■ Aim of the task ■
Scan the data for lines with "success" and report the count by itself.

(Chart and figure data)
-*-*-

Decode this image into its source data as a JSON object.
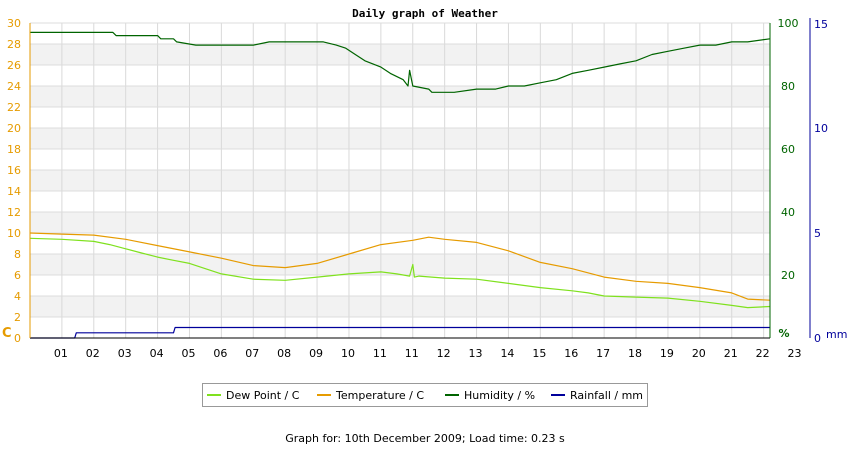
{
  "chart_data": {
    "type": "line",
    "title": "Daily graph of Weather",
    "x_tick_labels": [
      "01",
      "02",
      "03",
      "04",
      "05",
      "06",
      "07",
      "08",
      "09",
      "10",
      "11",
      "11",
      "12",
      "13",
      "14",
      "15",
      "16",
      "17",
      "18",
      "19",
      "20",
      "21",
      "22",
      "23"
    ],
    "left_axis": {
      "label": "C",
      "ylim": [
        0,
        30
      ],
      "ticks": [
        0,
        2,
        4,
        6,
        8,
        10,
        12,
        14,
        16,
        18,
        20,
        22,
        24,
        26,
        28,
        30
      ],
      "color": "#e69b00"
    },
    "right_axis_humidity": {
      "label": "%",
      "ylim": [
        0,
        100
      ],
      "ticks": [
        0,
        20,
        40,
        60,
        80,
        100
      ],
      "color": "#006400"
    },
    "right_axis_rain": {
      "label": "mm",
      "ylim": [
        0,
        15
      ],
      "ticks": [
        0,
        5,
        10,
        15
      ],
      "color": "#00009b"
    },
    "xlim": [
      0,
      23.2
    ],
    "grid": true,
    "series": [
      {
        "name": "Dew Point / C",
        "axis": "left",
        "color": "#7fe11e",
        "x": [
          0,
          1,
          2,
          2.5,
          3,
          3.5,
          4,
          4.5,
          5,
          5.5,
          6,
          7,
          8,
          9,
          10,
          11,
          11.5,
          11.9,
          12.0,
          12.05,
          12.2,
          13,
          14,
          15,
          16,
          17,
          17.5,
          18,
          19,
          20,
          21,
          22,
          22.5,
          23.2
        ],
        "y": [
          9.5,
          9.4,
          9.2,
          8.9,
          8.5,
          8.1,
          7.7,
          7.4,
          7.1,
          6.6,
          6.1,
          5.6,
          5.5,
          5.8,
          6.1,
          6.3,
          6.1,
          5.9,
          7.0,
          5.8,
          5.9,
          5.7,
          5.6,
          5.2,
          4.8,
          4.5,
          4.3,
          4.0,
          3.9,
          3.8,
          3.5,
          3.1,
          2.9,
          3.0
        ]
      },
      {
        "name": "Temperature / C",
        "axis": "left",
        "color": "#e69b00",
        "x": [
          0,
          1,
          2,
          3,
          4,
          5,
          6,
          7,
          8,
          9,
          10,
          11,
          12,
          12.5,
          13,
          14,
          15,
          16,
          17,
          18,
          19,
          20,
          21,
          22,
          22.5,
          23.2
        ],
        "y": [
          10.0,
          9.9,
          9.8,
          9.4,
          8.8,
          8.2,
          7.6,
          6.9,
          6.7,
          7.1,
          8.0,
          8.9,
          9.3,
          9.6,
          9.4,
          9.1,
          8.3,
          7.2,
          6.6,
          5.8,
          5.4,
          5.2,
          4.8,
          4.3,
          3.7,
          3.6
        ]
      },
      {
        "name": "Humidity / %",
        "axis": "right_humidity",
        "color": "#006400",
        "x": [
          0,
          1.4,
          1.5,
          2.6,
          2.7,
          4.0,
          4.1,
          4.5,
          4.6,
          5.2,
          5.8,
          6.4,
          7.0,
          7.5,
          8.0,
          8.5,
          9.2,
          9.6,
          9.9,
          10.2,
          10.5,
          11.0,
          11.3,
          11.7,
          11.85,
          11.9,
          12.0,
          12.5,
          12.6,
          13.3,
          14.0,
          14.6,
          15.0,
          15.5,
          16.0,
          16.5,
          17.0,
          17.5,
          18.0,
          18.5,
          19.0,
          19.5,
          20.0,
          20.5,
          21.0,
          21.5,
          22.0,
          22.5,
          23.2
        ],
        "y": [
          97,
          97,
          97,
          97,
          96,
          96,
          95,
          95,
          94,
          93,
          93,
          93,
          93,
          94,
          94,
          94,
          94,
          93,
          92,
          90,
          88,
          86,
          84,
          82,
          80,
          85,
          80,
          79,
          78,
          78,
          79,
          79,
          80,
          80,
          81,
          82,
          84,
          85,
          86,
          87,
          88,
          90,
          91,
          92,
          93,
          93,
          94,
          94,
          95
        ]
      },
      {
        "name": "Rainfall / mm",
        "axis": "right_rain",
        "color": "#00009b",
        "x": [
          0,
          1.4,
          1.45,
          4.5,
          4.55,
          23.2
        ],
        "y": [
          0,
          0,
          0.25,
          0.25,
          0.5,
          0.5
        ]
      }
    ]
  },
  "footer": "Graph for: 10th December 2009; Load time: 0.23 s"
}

-*-*-

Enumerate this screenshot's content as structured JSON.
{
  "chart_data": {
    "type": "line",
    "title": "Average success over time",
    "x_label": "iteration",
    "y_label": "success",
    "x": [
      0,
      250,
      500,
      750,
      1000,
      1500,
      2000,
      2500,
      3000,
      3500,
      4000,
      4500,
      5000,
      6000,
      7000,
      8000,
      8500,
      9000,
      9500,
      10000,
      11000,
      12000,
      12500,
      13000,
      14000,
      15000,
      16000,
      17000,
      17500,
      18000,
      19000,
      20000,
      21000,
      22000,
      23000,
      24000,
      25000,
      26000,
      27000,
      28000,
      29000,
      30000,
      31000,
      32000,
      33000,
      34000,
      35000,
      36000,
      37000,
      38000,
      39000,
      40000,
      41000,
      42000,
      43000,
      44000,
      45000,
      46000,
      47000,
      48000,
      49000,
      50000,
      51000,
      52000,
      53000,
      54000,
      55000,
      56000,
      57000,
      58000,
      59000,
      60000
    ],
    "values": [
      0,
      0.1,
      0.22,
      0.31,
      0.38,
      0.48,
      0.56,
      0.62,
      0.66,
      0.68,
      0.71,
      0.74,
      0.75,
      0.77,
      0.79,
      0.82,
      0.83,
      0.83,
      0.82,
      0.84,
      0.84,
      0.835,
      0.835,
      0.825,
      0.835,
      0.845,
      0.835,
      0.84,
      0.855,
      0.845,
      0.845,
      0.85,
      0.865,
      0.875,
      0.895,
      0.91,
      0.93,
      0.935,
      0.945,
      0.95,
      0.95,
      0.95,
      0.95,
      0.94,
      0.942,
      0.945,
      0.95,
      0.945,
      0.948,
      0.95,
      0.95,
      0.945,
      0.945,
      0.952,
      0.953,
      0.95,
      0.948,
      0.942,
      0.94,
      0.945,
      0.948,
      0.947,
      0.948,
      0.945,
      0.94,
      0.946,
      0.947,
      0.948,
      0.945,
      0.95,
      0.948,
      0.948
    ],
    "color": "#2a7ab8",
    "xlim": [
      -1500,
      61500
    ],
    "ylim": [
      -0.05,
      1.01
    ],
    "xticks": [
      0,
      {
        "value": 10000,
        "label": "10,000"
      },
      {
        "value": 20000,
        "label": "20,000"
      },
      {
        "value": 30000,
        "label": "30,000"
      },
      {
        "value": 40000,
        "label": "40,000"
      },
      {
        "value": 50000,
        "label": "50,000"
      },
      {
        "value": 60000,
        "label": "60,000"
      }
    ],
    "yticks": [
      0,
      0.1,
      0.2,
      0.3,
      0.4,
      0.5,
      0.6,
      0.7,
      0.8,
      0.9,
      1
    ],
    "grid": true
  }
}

-*-*-

■ Response ■
2